» Extract to read
__________________________________________________

Subsequent Changes in the Time or Form of Payment. If permitted by the Plan
Sponsor in the original Agreement (see Articles 3.1, 3.2, 5.1, 5.2 and 5.4 all
of which refer to a change in time of payment based on the written request of
the Participant or a new mutually agreed to date by the Plan Sponsor and the
Participant), a Participant may elect to change the time or form of payments
(collectively, “payment elections”), provided the following conditions are met:

(i)           Such change will not take effect until at least twelve (12) months
after the date on which the new payment election is made and approved by the
Plan Administrator;

(ii)           If the change of payment election relates to a payment based on
Separation from Service or on a Change in Control, or if the payment is at a
Specified Time or pursuant to a Fixed Schedule, the change of payment election
must result in payment being deferred for a period of not less than five (5)
years from the date such payment would otherwise have been paid (or in the case
of a life annuity or installment payments treated as a single payment, five (5)

__________________________________________________

» Written exercise 1
Reproduce the passage on changing the time or form of payment in full, word for word.

[Records from a dataset]

__________________________________________________

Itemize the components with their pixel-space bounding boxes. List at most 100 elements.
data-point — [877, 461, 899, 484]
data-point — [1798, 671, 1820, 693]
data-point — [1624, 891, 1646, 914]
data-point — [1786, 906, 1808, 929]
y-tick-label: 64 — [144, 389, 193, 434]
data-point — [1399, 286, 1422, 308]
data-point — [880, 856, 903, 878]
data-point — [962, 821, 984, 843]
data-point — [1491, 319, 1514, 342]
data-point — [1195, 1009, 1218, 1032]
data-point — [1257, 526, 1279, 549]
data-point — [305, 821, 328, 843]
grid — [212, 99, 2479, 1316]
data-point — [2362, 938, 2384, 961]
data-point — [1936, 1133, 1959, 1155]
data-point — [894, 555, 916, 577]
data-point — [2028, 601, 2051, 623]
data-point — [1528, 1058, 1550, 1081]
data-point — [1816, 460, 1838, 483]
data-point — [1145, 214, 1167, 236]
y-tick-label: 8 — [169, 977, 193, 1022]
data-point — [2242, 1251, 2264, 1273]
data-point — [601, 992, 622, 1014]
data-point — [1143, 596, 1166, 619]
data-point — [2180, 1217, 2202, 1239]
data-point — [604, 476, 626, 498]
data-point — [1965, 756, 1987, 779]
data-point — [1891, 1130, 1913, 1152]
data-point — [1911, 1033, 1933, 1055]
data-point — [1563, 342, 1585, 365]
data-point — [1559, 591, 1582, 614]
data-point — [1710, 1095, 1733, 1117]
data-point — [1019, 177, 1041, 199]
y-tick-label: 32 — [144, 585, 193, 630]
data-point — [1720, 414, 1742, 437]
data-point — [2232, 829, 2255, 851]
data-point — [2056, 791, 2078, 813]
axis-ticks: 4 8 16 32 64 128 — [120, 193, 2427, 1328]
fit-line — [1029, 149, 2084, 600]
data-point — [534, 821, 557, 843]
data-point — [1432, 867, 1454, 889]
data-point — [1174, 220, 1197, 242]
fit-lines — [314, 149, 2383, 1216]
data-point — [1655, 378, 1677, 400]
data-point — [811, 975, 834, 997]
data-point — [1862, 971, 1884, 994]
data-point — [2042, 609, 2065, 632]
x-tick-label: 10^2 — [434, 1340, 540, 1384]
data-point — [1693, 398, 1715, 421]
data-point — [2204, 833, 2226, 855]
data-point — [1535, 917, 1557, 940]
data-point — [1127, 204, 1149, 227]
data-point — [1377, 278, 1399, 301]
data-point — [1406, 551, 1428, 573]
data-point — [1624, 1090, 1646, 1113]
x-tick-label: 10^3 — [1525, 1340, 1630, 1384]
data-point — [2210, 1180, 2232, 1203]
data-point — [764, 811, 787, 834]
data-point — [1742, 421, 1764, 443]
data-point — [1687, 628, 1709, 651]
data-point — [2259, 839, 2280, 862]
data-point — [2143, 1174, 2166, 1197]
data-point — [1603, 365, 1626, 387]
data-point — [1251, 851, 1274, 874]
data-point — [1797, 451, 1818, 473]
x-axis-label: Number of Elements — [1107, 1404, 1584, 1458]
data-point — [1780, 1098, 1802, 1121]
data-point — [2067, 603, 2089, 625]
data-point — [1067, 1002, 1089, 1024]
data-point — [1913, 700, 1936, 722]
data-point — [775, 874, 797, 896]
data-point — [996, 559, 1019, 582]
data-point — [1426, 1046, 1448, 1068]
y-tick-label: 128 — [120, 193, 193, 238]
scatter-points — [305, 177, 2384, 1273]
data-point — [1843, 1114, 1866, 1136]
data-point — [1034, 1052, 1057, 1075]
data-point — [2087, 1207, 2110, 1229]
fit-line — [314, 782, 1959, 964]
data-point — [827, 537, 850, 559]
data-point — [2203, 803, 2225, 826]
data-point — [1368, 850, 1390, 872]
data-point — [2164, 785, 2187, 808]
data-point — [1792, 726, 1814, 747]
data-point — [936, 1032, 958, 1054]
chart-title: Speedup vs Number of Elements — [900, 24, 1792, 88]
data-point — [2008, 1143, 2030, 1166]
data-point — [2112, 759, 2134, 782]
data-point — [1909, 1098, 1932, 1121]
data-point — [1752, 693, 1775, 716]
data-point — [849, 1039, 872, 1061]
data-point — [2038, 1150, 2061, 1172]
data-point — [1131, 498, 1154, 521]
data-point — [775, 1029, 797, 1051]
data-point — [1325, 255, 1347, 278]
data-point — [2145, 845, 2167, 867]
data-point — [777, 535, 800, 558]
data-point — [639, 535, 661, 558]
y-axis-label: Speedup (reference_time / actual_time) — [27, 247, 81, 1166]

__________________________________________________

» Written exercise 2
Pick out every line in the entries above that contains the word "Speedup".

» Expected answer 1
Subsequent Changes in the Time or Form of Payment. If permitted by the Plan
Sponsor in the original Agreement (see Articles 3.1, 3.2, 5.1, 5.2 and 5.4 all
of which refer to a change in time of payment based on the written request of
the Participant or a new mutually agreed to date by the Plan Sponsor and the
Participant), a Participant may elect to change the time or form of payments
(collectively, “payment elections”), provided the following conditions are met:

(i)           Such change will not take effect until at least twelve (12) months
after the date on which the new payment election is made and approved by the
Plan Administrator;

(ii)           If the change of payment election relates to a payment based on
Separation from Service or on a Change in Control, or if the payment is at a
Specified Time or pursuant to a Fixed Schedule, the change of payment election
must result in payment being deferred for a period of not less than five (5)
years from the date such payment would otherwise have been paid (or in the case
of a life annuity or installment payments treated as a single payment, five (5)

» Expected answer 2
chart-title: Speedup vs Number of Elements — [900, 24, 1792, 88]
y-axis-label: Speedup (reference_time / actual_time) — [27, 247, 81, 1166]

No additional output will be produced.